▶ **WORK INSTRUCTIONS**:
A: Write out the stretch of the Philadelphia Workmen's Circle text from "The school program, which" through "Jewish Labor Committee.", word for word.
B: Continue the Philadelphia Workmen's Circle text from the point where it stops.

▶ **TEXT**:
□ □ □ □ □

The events of the late 1930s and the tragedy of the Holocaust brought the Philadelphia Workmen's Circle closer to liberal Judaism. It participated in war and refugee relief work, in war bond drives, and later in campaigns to aid the state of Israel. Its political and cultural activity emphasized Jewish identity and the fascist threat. Its outspoken anti-Communism developed into an active concern for Soviet Jewry.
During the postwar period, the organization adapted its social programs again to the needs of its aging membership, while working to attract younger members also. In 1950, the Philadelphia district opened the Workmen's Circle Home for the Eastern Region in Media, Pennsylvania. It was designed to house one hundred elderly residents in the familiar atmosphere of Yiddish culture. A new membership drive begun in 1954 organized several branches, among them the Albert Einstein branch and the April 19th, whose members were Holocaust survivors resettled in Philadelphia. There was a new District Organization Committee, specifically intended to recruit new members.
The school program, which was supported by ladies' auxiliaries, a national office Subsidy, and the city Federation of Jewish Agencies/Allied Jewish Appeal, became an increasingly important focus of activity. The spectrum of the district's programs has remained the same into the 1980s, although the camp property was sold in 1968.
Today, with six branches and two schools, the district's activities include support for the Home, sponsorship of Jewish cultural events, holiday observances interpreting Jewish history in the traditionally secular Workmen's Circle spirit, and resettlement work among Soviet Jews in Northeast Philadelphia. Its close relationship with the Jewish labor movement continues through its participation in the Jewish Labor Committee.
PROVENANCE
RECORDS: The Workmen's Circle records were the gift of the City of Philadelphia Redevelopment Authority. The records have been processed with the cooperation of Workmen's Circle Office for the Eastern Region, 1211 Chestnut Street, Philadelphia. We especially wish to thank Harriet Kronick, Director, and Joseph Bragirt, Chairman. Use is unrestricted.
INTERVIEW RECORDING: Benjamin Sherman, longtime Workmen's Circle member, provided information about the history of the Philadelphia district in several interviews. Tape cassettes of the interviews are available for research use.
FUNDING: Arrangement and description of the Workmen's Circle records was made possible through a grant from the National Endowment for the Humanities.
Accession number: M73-83
SCOPE AND CONTENT NOTE
RECORDS: The Balch Institute's current holdings span the years 1931-1968. They include minutes, correspondence, financial records, and membership records from the City and District Committee, its predecessor the Joint Committee, and the District Organization Committee, the Cemetery Department, the Medical Department, and the Educational Department.

□ □ □ □ □

▶ **RECORD EXTRACTS**:
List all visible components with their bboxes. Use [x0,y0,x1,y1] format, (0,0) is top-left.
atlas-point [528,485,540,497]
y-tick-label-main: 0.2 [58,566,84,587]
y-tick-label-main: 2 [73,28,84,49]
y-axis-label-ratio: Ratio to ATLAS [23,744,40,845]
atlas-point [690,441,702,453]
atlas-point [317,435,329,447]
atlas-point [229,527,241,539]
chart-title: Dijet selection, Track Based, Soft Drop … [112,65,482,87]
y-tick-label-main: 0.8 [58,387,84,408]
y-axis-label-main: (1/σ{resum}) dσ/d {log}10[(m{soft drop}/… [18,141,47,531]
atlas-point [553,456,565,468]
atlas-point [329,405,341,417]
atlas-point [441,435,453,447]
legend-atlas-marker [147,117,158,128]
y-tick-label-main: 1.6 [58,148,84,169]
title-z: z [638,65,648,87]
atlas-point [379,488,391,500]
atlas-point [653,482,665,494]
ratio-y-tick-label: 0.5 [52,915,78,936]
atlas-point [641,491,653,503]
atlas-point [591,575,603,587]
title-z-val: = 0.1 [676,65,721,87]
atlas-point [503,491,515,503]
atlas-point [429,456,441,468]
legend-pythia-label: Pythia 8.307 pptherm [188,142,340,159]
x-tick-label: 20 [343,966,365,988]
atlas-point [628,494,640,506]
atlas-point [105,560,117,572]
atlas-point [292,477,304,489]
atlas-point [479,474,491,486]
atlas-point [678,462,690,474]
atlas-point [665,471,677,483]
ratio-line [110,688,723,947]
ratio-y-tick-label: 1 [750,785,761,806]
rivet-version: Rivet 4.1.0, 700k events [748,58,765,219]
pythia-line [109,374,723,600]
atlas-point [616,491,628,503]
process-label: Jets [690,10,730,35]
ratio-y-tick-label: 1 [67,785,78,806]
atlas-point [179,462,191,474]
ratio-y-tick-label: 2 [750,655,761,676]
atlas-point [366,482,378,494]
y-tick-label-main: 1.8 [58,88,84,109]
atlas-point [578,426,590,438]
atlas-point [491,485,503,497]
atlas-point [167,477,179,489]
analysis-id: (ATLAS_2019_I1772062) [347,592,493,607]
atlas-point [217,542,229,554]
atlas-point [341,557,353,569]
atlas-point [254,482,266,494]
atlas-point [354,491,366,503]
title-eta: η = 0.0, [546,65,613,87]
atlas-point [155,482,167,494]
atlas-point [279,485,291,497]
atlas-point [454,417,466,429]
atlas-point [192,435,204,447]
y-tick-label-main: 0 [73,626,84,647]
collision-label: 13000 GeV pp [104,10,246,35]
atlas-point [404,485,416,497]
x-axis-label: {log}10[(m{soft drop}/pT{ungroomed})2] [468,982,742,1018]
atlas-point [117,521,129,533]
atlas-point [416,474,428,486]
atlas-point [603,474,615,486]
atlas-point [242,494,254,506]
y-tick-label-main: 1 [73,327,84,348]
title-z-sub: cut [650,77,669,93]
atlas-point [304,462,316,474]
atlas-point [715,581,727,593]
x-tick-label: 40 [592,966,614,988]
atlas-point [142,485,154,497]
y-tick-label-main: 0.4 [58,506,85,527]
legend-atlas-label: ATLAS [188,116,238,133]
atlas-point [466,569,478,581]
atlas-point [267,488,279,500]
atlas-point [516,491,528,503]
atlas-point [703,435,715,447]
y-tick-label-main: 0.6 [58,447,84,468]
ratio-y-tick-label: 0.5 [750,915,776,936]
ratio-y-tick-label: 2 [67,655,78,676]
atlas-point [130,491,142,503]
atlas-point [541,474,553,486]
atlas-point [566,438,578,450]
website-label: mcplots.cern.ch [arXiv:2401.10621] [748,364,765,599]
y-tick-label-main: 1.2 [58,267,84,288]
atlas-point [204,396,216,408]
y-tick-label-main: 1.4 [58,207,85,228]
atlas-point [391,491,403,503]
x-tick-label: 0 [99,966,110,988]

□ □ □ □ □

▶ **RESPONSES FOR EACH TASK**:
A:
The school program, which was supported by ladies' auxiliaries, a national office Subsidy, and the city Federation of Jewish Agencies/Allied Jewish Appeal, became an increasingly important focus of activity. The spectrum of the district's programs has remained the same into the 1980s, although the camp property was sold in 1968.
Today, with six branches and two schools, the district's activities include support for the Home, sponsorship of Jewish cultural events, holiday observances interpreting Jewish history in the traditionally secular Workmen's Circle spirit, and resettlement work among Soviet Jews in Northeast Philadelphia. Its close relationship with the Jewish labor movement continues through its participation in the Jewish Labor Committee.

B:
The records document the Workmen's Circle organizational concerns and benefit programs; there is little direct documentation of branch activities. The City and District Committee series, including the District Organization Committee records, contains a long run of minutes and much correspondence. The records of the Cemetery and Medical Departments describe the services offered and the departments' administrative methods, through correspondence, financial records, and administrative files. Teachers' grade books from Shul 6 and the North Philadelphia Mitelshule, extensive school financial records, and administrative records from Camp Hofnung's last three seasons comprise the Educational Department series. The minutes, department correspondence, and teachers' grade books are written mostly in Yiddish.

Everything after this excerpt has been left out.